• [TASK TO COMPLETE]
Provide only the number of lines in the data below that contain the string "frac".
— start —
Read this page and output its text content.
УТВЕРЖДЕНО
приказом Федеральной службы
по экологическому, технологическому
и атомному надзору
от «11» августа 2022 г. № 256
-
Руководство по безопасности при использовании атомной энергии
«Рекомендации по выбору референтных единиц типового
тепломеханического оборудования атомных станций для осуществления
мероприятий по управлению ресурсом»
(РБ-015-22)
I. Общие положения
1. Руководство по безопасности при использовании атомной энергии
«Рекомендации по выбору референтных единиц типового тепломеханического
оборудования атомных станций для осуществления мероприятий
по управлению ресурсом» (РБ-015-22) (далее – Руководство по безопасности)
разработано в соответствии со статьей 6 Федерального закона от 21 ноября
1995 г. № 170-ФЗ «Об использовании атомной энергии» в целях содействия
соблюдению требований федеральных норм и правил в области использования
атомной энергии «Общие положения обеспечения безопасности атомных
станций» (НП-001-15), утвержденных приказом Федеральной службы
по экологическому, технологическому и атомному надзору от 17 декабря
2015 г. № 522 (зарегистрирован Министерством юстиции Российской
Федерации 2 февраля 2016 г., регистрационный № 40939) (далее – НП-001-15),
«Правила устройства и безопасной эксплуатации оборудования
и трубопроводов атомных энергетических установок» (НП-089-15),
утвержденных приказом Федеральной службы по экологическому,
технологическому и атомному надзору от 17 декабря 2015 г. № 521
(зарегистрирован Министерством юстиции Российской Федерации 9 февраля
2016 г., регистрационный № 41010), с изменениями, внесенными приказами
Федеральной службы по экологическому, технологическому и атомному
— end —
— start —
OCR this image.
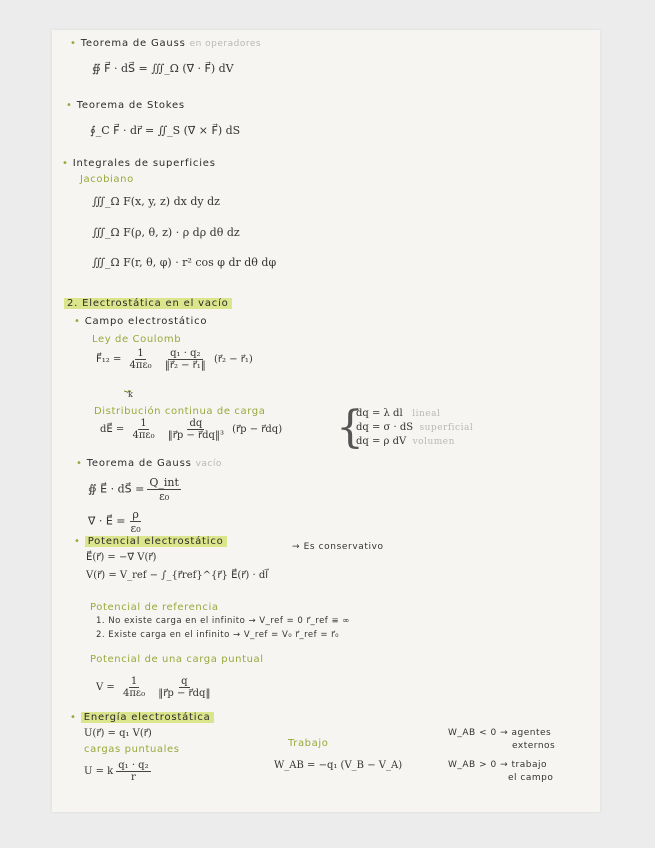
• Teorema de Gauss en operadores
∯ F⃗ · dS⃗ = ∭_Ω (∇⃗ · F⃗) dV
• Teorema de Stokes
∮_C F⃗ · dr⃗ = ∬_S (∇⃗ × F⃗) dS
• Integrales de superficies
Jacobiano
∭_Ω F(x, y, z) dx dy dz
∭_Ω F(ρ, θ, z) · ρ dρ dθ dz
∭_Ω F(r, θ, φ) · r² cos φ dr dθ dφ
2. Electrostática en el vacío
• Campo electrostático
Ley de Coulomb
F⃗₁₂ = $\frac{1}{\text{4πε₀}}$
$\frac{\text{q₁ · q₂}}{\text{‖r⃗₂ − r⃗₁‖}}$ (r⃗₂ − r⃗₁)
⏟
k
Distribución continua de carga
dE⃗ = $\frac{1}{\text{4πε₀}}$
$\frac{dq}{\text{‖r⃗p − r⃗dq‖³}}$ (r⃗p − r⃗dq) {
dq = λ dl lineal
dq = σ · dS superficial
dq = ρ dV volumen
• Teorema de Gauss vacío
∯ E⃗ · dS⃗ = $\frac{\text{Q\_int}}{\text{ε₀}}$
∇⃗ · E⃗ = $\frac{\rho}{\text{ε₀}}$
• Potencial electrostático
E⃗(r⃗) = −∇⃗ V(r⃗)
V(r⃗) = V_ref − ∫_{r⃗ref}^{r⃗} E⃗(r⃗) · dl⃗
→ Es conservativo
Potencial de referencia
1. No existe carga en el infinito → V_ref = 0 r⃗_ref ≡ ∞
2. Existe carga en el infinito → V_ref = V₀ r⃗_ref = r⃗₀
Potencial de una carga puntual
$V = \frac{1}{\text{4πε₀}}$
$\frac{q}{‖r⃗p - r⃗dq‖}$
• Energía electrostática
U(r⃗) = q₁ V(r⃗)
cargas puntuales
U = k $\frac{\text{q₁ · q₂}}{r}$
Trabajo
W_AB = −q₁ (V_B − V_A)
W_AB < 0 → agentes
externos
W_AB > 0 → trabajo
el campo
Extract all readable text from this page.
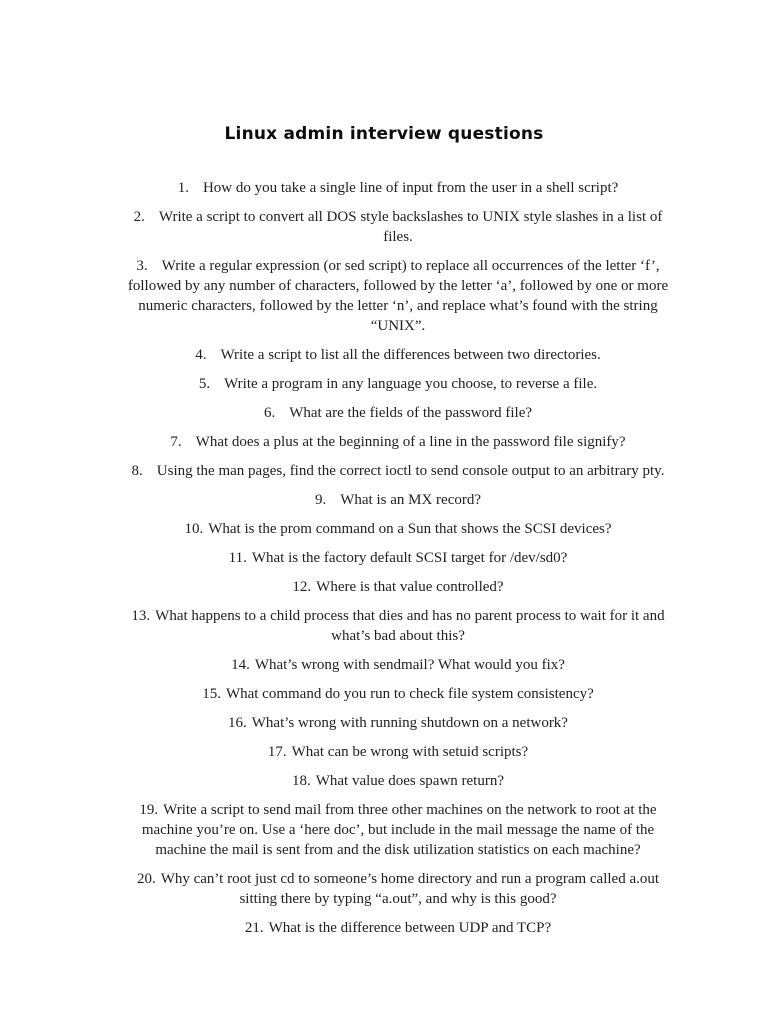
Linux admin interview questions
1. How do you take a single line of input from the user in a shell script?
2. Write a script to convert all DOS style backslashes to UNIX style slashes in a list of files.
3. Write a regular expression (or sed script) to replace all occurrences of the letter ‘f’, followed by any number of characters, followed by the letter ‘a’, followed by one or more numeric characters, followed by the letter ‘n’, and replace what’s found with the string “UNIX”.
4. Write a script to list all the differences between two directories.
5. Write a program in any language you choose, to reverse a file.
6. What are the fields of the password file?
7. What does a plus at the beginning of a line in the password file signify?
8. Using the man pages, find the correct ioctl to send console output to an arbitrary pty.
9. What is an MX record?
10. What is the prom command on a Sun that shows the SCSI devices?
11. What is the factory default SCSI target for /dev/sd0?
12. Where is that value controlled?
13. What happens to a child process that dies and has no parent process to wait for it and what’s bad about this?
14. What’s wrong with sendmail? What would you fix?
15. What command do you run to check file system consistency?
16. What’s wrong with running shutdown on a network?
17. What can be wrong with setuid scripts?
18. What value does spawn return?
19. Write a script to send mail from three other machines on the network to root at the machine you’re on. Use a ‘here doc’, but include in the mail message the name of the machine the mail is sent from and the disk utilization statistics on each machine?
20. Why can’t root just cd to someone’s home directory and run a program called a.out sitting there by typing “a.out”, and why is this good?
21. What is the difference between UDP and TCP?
— end —
— start —
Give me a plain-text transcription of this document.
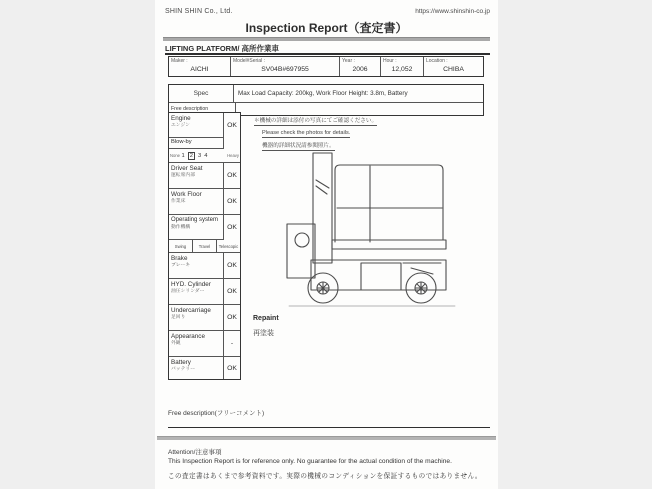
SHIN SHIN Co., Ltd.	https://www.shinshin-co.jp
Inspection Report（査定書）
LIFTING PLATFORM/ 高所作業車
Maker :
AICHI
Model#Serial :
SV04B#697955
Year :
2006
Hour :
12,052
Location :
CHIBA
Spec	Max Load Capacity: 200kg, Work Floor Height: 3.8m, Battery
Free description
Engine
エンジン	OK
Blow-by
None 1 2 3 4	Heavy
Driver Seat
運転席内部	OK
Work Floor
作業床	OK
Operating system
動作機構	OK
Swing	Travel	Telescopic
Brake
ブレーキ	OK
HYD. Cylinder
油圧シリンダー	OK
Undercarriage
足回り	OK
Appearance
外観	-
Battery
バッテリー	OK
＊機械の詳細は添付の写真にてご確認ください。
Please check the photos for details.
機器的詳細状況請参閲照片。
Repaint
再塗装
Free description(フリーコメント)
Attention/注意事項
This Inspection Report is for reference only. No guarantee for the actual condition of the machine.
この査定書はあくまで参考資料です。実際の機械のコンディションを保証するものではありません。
— end —
• [EXPECTED ANSWER]
9